Excerpt from a dataset
● ● ● ● ● ● ●
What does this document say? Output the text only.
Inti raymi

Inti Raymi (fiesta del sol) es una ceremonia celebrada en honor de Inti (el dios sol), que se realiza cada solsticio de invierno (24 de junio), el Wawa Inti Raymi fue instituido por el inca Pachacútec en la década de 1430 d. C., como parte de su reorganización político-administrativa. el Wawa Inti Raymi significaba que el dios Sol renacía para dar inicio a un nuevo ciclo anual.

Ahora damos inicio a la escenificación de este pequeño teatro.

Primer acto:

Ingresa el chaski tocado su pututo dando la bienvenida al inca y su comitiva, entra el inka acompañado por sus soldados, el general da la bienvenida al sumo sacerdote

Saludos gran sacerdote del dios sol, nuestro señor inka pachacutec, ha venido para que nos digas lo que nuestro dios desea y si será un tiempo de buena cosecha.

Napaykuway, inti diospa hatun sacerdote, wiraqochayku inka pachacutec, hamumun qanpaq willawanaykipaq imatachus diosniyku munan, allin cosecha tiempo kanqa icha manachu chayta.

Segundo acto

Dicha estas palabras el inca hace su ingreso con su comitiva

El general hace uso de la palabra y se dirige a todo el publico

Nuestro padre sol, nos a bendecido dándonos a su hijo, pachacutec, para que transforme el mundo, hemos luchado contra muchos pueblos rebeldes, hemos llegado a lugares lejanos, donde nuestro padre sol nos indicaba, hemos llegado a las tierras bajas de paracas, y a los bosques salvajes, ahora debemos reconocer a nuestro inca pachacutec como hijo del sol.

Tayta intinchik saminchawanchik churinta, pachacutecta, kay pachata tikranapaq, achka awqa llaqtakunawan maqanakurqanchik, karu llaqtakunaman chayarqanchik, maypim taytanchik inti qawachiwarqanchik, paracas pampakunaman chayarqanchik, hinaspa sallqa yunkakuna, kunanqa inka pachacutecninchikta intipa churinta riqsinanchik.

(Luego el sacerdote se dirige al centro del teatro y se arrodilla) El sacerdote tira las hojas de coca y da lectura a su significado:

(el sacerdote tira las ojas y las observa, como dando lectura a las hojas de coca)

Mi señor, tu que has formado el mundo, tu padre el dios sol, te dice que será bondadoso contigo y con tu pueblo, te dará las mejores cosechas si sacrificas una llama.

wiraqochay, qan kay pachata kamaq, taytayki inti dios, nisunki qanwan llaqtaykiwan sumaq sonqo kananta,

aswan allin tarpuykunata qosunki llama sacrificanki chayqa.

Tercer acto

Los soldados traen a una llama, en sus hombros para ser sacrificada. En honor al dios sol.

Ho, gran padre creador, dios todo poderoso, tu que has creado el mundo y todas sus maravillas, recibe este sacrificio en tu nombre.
● ● ● ● ● ● ●
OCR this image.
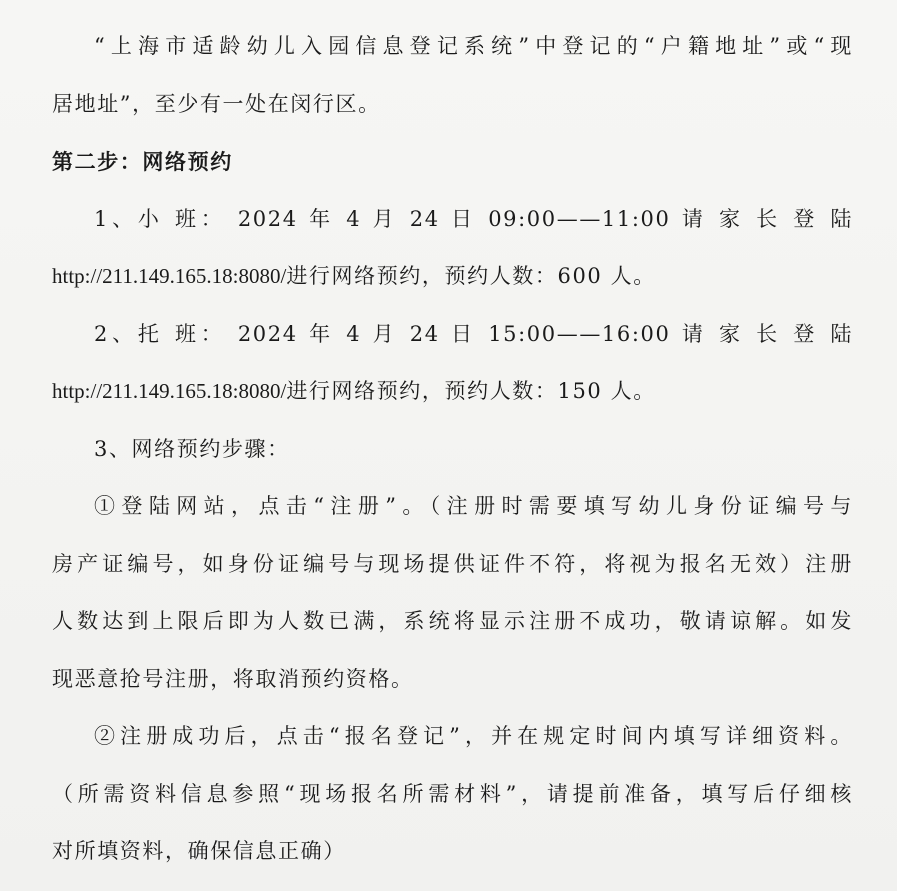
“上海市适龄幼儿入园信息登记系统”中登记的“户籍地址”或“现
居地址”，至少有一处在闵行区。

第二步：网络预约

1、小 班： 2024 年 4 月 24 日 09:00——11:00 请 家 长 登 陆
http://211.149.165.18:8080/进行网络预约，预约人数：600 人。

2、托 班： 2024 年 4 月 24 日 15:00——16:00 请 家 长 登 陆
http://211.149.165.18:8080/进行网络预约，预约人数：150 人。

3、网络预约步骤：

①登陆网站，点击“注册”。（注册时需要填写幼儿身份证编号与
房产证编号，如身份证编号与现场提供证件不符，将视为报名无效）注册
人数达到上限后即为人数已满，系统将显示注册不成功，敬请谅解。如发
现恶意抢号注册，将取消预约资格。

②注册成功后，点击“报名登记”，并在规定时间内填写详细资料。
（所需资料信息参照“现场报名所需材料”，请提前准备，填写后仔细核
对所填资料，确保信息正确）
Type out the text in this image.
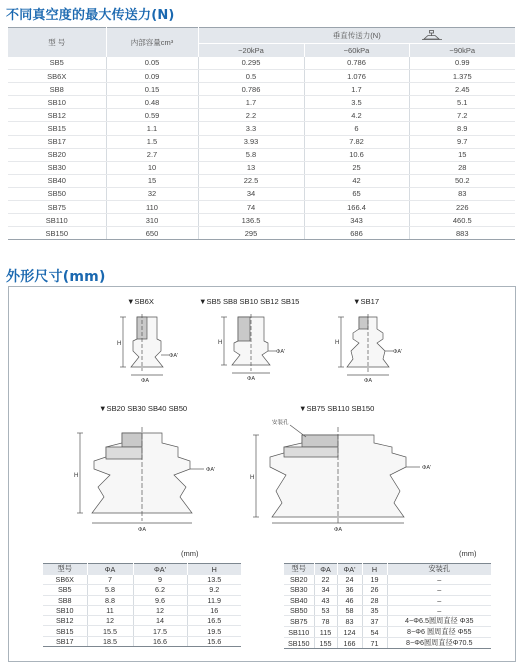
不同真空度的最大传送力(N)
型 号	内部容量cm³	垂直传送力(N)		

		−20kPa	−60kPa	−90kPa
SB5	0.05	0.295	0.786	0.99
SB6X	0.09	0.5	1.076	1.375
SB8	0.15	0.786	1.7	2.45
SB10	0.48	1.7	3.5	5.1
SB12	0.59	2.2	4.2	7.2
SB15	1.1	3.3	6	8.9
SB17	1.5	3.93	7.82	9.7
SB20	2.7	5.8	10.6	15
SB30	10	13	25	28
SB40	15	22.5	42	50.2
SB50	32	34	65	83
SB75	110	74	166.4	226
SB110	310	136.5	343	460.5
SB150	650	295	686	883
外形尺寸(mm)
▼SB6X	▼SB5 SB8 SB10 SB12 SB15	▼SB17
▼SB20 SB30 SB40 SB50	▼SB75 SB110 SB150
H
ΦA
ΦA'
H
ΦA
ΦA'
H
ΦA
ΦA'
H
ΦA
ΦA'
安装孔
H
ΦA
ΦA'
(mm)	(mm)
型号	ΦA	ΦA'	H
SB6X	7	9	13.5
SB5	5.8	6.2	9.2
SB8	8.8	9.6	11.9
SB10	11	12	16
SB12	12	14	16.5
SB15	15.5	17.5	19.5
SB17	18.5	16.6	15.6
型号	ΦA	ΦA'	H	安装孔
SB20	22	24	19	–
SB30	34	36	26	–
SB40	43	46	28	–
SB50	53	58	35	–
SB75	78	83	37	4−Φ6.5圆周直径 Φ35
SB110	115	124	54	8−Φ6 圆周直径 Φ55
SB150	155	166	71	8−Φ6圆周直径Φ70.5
● ● ● ● ● ● ●
Check each line in the listing above for the string "será", then report how many lines contain it, with no other text.

2